(Saved entries)

···

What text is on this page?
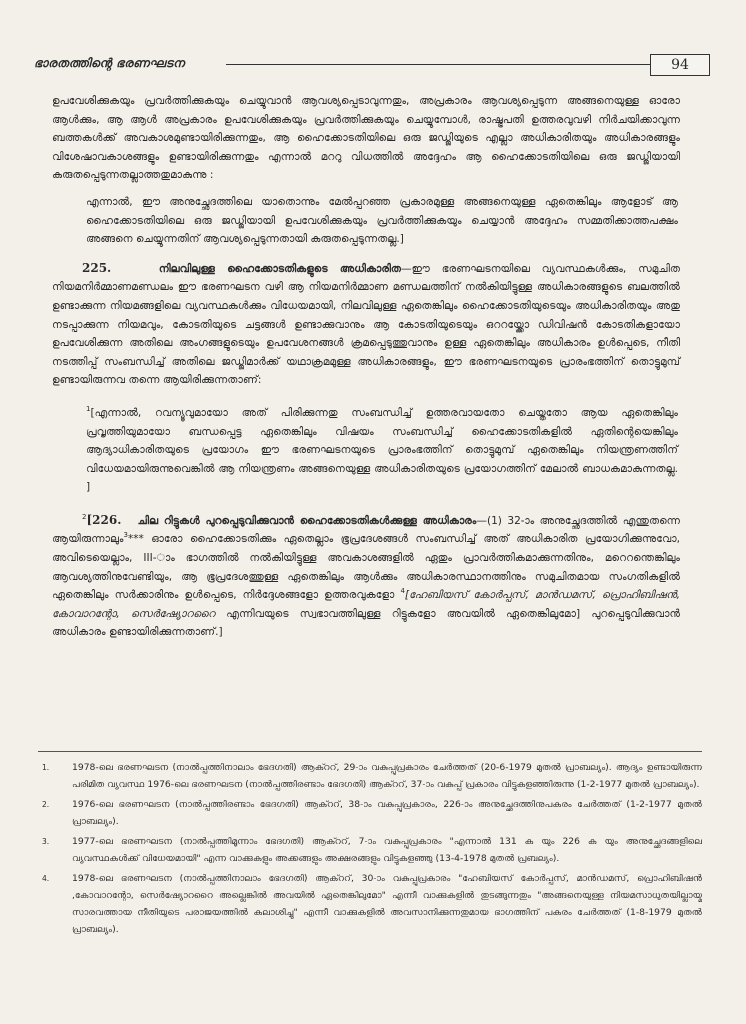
ഭാരതത്തിന്റെ ഭരണഘടന	94

ഉപവേശിക്കുകയും പ്രവർത്തിക്കുകയും ചെയ്യുവാൻ ആവശ്യപ്പെടാവുന്നതും, അപ്രകാരം ആവശ്യപ്പെടുന്ന അങ്ങനെയുള്ള ഓരോ ആൾക്കും, ആ ആൾ അപ്രകാരം ഉപവേശിക്കുകയും പ്രവർത്തിക്കുകയും ചെയ്യുമ്പോൾ, രാഷ്ട്രപതി ഉത്തരവുവഴി നിർചയിക്കാവുന്ന ബത്തകൾക്ക് അവകാശമുണ്ടായിരിക്കുന്നതും, ആ ഹൈക്കോടതിയിലെ ഒരു ജഡ്ജിയുടെ എല്ലാ അധികാരിതയും അധികാരങ്ങളും വിശേഷാവകാശങ്ങളും ഉണ്ടായിരിക്കുന്നതും എന്നാൽ മററു വിധത്തിൽ അദ്ദേഹം ആ ഹൈക്കോടതിയിലെ ഒരു ജഡ്ജിയായി കരുതപ്പെടുന്നതല്ലാത്തതുമാകുന്നു :

എന്നാൽ, ഈ അനുച്ഛേദത്തിലെ യാതൊന്നും മേൽപ്പറഞ്ഞ പ്രകാരമുള്ള അങ്ങനെയുള്ള ഏതെങ്കിലും ആളോട് ആ ഹൈക്കോടതിയിലെ ഒരു ജഡ്ജിയായി ഉപവേശിക്കുകയും പ്രവർത്തിക്കുകയും ചെയ്യാൻ അദ്ദേഹം സമ്മതിക്കാത്തപക്ഷം അങ്ങനെ ചെയ്യുന്നതിന് ആവശ്യപ്പെടുന്നതായി കരുതപ്പെടുന്നതല്ല.]

225.	നിലവിലുള്ള ഹൈക്കോടതികളുടെ അധികാരിത—ഈ ഭരണഘടനയിലെ വ്യവസ്ഥകൾക്കും, സമുചിത നിയമനിർമ്മാണമണ്ഡലം ഈ ഭരണഘടന വഴി ആ നിയമനിർമ്മാണ മണ്ഡലത്തിന് നൽകിയിട്ടുള്ള അധികാരങ്ങളുടെ ബലത്തിൽ ഉണ്ടാക്കുന്ന നിയമങ്ങളിലെ വ്യവസ്ഥകൾക്കും വിധേയമായി, നിലവിലുള്ള ഏതെങ്കിലും ഹൈക്കോടതിയുടെയും അധികാരിതയും അതു നടപ്പാക്കുന്ന നിയമവും, കോടതിയുടെ ചട്ടങ്ങൾ ഉണ്ടാക്കുവാനും ആ കോടതിയുടെയും ഒററയ്ക്കോ ഡിവിഷൻ കോടതികളായോ ഉപവേശിക്കുന്ന അതിലെ അംഗങ്ങളുടെയും ഉപവേശനങ്ങൾ ക്രമപ്പെടുത്തുവാനും ഉള്ള ഏതെങ്കിലും അധികാരം ഉൾപ്പെടെ, നീതി നടത്തിപ്പ് സംബന്ധിച്ച് അതിലെ ജഡ്ജിമാർക്ക് യഥാക്രമമുള്ള അധികാരങ്ങളും, ഈ ഭരണഘടനയുടെ പ്രാരംഭത്തിന് തൊട്ടുമുമ്പ് ഉണ്ടായിരുന്നവ തന്നെ ആയിരിക്കുന്നതാണ്:

$^1$[എന്നാൽ, റവന്യൂവുമായോ അത് പിരിക്കുന്നതു സംബന്ധിച്ച് ഉത്തരവായതോ ചെയ്തതോ ആയ ഏതെങ്കിലും പ്രവൃത്തിയുമായോ ബന്ധപ്പെട്ട ഏതെങ്കിലും വിഷയം സംബന്ധിച്ച് ഹൈക്കോടതികളിൽ ഏതിന്റെയെങ്കിലും ആദ്യാധികാരിതയുടെ പ്രയോഗം ഈ ഭരണഘടനയുടെ പ്രാരംഭത്തിന് തൊട്ടുമുമ്പ് ഏതെങ്കിലും നിയന്ത്രണത്തിന് വിധേയമായിരുന്നുവെങ്കിൽ ആ നിയന്ത്രണം അങ്ങനെയുള്ള അധികാരിതയുടെ പ്രയോഗത്തിന് മേലാൽ ബാധകമാകുന്നതല്ല. ]

$^2$[226. ചില റിട്ടുകൾ പുറപ്പെടുവിക്കുവാൻ ഹൈക്കോടതികൾക്കുള്ള അധികാരം—(1) 32-ാം അനുച്ഛേദത്തിൽ എന്തുതന്നെ ആയിരുന്നാലും$^3$*** ഓരോ ഹൈക്കോടതിക്കും ഏതെല്ലാം ഭൂപ്രദേശങ്ങൾ സംബന്ധിച്ച് അത് അധികാരിത പ്രയോഗിക്കുന്നുവോ, അവിടെയെല്ലാം, III-ാം ഭാഗത്തിൽ നൽകിയിട്ടുള്ള അവകാശങ്ങളിൽ ഏതും പ്രാവർത്തികമാക്കുന്നതിനും, മറെറന്തെങ്കിലും ആവശ്യത്തിനുവേണ്ടിയും, ആ ഭൂപ്രദേശത്തുള്ള ഏതെങ്കിലും ആൾക്കും അധികാരസ്ഥാനത്തിനും സമുചിതമായ സംഗതികളിൽ ഏതെങ്കിലും സർക്കാരിനും ഉൾപ്പെടെ, നിർദ്ദേശങ്ങളോ ഉത്തരവുകളോ $^4$[ഹേബിയസ് കോർപ്പസ്, മാൻഡമസ്, പ്രൊഹിബിഷൻ, കോവാറന്റോ, സെർഷ്യോററൈ എന്നിവയുടെ സ്വഭാവത്തിലുള്ള റിട്ടുകളോ അവയിൽ ഏതെങ്കിലുമോ] പുറപ്പെടുവിക്കുവാൻ അധികാരം ഉണ്ടായിരിക്കുന്നതാണ്.]

1. 1978-ലെ ഭരണഘടന (നാൽപ്പത്തിനാലാം ഭേദഗതി) ആക്ററ്, 29-ാം വകുപ്പുപ്രകാരം ചേർത്തത് (20-6-1979 മുതൽ പ്രാബല്യം). ആദ്യം ഉണ്ടായിരുന്ന പരിമിത വ്യവസ്ഥ 1976-ലെ ഭരണഘടന (നാൽപ്പത്തിരണ്ടാം ഭേദഗതി) ആക്ററ്, 37-ാം വകുപ്പ് പ്രകാരം വിട്ടുകളഞ്ഞിരുന്നു (1-2-1977 മുതൽ പ്രാബല്യം).
2. 1976-ലെ ഭരണഘടന (നാൽപ്പത്തിരണ്ടാം ഭേദഗതി) ആക്ററ്, 38-ാം വകുപ്പുപ്രകാരം, 226-ാം അനുച്ഛേദത്തിനുപകരം ചേർത്തത് (1-2-1977 മുതൽ പ്രാബല്യം).
3. 1977-ലെ ഭരണഘടന (നാൽപ്പത്തിമൂന്നാം ഭേദഗതി) ആക്ററ്, 7-ാം വകുപ്പുപ്രകാരം "എന്നാൽ 131 ക യും 226 ക യും അനുച്ഛേദങ്ങളിലെ വ്യവസ്ഥകൾക്ക് വിധേയമായി" എന്ന വാക്കുകളും അക്കങ്ങളും അക്ഷരങ്ങളും വിട്ടുകളഞ്ഞു (13-4-1978 മുതൽ പ്രബല്യം).
4. 1978-ലെ ഭരണഘടന (നാൽപ്പത്തിനാലാം ഭേദഗതി) ആക്ററ്, 30-ാം വകുപ്പുപ്രകാരം "ഹേബിയസ് കോർപ്പസ്, മാൻഡമസ്, പ്രൊഹിബിഷൻ ,കോവാറന്റോ, സെർഷ്യോററൈ അല്ലെങ്കിൽ അവയിൽ ഏതെങ്കിലുമോ" എന്നീ വാക്കുകളിൽ തുടങ്ങുന്നതും "അങ്ങനെയുള്ള നിയമസാധുതയില്ലായ്മ സാരവത്തായ നീതിയുടെ പരാജയത്തിൽ കലാശിച്ചു" എന്നീ വാക്കുകളിൽ അവസാനിക്കുന്നതുമായ ഭാഗത്തിന് പകരം ചേർത്തത് (1-8-1979 മുതൽ പ്രാബല്യം).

···

TASK BRIEF: Identify each line in the records above containing the word "രവർത"; copy those lines.

TASK RESULT:
ഉപവേശിക്കുകയും പ്രവർത്തിക്കുകയും ചെയ്യുവാൻ ആവശ്യപ്പെടാവുന്നതും, അപ്രകാരം ആവശ്യപ്പെടുന്ന അങ്ങനെയുള്ള ഓരോ ആൾക്കും, ആ ആൾ അപ്രകാരം ഉപവേശിക്കുകയും പ്രവർത്തിക്കുകയും ചെയ്യുമ്പോൾ, രാഷ്ട്രപതി ഉത്തരവുവഴി നിർചയിക്കാവുന്ന ബത്തകൾക്ക് അവകാശമുണ്ടായിരിക്കുന്നതും, ആ ഹൈക്കോടതിയിലെ ഒരു ജഡ്ജിയുടെ എല്ലാ അധികാരിതയും അധികാരങ്ങളും വിശേഷാവകാശങ്ങളും ഉണ്ടായിരിക്കുന്നതും എന്നാൽ മററു വിധത്തിൽ അദ്ദേഹം ആ ഹൈക്കോടതിയിലെ ഒരു ജഡ്ജിയായി കരുതപ്പെടുന്നതല്ലാത്തതുമാകുന്നു :
എന്നാൽ, ഈ അനുച്ഛേദത്തിലെ യാതൊന്നും മേൽപ്പറഞ്ഞ പ്രകാരമുള്ള അങ്ങനെയുള്ള ഏതെങ്കിലും ആളോട് ആ ഹൈക്കോടതിയിലെ ഒരു ജഡ്ജിയായി ഉപവേശിക്കുകയും പ്രവർത്തിക്കുകയും ചെയ്യാൻ അദ്ദേഹം സമ്മതിക്കാത്തപക്ഷം അങ്ങനെ ചെയ്യുന്നതിന് ആവശ്യപ്പെടുന്നതായി കരുതപ്പെടുന്നതല്ല.]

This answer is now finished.